* _Dataset records_

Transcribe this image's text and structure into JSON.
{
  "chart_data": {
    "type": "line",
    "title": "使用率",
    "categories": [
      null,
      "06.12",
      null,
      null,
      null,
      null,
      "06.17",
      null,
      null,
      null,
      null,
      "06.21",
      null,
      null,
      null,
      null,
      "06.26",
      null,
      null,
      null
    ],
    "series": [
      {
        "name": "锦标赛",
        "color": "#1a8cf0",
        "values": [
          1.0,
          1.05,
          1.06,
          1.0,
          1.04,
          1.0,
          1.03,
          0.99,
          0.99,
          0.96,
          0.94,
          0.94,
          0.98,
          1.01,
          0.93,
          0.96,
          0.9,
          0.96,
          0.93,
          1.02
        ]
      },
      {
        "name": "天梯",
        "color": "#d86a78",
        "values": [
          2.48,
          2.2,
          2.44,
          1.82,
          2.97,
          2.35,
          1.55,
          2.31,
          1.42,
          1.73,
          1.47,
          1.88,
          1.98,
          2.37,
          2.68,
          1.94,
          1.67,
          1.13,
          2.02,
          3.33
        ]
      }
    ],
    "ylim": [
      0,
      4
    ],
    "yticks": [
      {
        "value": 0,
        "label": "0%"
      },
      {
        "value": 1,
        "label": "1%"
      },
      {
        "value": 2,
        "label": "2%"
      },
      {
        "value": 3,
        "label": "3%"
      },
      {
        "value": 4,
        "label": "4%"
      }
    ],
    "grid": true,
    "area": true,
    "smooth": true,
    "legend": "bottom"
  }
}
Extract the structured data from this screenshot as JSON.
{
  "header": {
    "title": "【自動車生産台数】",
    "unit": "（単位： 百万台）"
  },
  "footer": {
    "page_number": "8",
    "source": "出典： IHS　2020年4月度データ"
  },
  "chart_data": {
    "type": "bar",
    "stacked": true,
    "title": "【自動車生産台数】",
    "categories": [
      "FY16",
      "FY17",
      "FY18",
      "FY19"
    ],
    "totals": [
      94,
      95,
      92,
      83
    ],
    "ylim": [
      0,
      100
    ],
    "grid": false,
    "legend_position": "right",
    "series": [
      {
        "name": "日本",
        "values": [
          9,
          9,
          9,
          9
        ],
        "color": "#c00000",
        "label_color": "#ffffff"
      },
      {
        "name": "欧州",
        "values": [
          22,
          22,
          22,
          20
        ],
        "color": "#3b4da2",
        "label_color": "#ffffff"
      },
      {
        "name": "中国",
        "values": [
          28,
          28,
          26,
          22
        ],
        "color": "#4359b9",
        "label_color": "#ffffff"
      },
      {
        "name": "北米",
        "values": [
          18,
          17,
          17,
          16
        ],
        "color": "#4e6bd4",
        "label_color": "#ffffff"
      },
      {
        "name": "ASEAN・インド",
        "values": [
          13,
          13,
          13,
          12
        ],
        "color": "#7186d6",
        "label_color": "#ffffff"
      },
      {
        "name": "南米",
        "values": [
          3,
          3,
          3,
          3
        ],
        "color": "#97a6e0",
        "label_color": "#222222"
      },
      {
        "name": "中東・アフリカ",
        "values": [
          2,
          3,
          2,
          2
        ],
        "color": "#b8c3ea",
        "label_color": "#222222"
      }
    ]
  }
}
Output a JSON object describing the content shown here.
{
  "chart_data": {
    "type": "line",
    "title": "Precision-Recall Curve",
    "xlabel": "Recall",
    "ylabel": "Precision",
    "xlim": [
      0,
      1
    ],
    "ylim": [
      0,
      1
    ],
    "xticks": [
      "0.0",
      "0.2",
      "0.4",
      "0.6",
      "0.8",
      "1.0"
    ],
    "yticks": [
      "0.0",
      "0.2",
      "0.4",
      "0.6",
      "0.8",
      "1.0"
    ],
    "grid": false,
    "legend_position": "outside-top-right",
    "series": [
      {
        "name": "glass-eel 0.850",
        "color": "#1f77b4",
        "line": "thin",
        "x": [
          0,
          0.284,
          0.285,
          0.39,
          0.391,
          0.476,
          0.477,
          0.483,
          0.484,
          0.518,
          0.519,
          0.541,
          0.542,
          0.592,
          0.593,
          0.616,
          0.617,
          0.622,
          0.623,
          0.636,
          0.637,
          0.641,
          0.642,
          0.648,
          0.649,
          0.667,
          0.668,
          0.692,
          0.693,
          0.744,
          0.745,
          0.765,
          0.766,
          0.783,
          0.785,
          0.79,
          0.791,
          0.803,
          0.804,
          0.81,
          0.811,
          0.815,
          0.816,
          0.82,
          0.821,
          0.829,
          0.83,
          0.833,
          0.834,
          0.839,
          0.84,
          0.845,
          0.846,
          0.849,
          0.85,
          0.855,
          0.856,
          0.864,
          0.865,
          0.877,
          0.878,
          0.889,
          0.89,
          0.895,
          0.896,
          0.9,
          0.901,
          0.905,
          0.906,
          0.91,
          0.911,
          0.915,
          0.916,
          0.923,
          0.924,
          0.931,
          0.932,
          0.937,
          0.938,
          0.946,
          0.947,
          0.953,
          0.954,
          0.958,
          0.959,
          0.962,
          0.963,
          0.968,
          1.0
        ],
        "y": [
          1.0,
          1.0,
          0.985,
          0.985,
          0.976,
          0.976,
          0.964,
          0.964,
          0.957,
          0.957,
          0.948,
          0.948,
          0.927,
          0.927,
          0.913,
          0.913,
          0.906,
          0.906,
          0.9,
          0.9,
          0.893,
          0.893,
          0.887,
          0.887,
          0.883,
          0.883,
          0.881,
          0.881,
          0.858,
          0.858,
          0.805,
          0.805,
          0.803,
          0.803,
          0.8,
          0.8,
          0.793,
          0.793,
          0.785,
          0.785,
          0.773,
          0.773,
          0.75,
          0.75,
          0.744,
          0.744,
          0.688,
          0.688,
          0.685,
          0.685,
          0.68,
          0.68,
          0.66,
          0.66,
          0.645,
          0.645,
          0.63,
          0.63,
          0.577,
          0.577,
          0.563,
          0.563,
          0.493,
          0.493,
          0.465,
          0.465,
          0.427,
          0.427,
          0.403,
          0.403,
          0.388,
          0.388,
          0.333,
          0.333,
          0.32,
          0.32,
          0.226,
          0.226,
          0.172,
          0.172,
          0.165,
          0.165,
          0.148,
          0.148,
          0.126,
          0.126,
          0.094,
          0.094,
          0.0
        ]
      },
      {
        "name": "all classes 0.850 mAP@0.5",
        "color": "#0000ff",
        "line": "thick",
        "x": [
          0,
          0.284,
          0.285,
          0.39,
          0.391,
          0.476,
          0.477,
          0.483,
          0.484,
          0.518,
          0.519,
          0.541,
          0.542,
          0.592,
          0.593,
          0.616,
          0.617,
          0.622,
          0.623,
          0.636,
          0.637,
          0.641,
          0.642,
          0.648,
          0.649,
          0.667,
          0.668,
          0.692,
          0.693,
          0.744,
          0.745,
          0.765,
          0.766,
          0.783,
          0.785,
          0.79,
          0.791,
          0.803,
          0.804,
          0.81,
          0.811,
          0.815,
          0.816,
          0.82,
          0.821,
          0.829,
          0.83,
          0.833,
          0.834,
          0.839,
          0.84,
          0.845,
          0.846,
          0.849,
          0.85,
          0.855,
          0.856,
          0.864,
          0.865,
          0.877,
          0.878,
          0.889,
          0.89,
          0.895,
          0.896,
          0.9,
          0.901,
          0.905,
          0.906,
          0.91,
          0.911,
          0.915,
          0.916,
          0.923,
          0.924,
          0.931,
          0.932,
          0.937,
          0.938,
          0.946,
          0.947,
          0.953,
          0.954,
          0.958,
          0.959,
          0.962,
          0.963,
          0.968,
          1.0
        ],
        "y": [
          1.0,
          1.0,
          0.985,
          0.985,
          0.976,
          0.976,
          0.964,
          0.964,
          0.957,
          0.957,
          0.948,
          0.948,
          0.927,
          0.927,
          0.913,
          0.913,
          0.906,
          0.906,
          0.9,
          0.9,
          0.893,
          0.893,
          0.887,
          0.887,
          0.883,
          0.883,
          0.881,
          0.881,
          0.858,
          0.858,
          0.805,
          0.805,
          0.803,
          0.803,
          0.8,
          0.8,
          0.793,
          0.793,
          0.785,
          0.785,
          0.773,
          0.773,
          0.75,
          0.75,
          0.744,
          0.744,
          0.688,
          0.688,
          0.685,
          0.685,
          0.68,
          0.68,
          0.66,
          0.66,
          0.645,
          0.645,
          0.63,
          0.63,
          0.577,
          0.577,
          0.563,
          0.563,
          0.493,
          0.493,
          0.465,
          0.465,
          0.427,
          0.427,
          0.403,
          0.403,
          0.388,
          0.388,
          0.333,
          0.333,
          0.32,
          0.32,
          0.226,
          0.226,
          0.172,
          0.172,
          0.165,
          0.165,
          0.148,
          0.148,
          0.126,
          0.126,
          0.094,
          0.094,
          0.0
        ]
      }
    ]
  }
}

* _Exercise requirements_
Out of the preceding entries, pull every line containing the string "Recall".

* _Response_
    "title": "Precision-Recall Curve",
    "xlabel": "Recall",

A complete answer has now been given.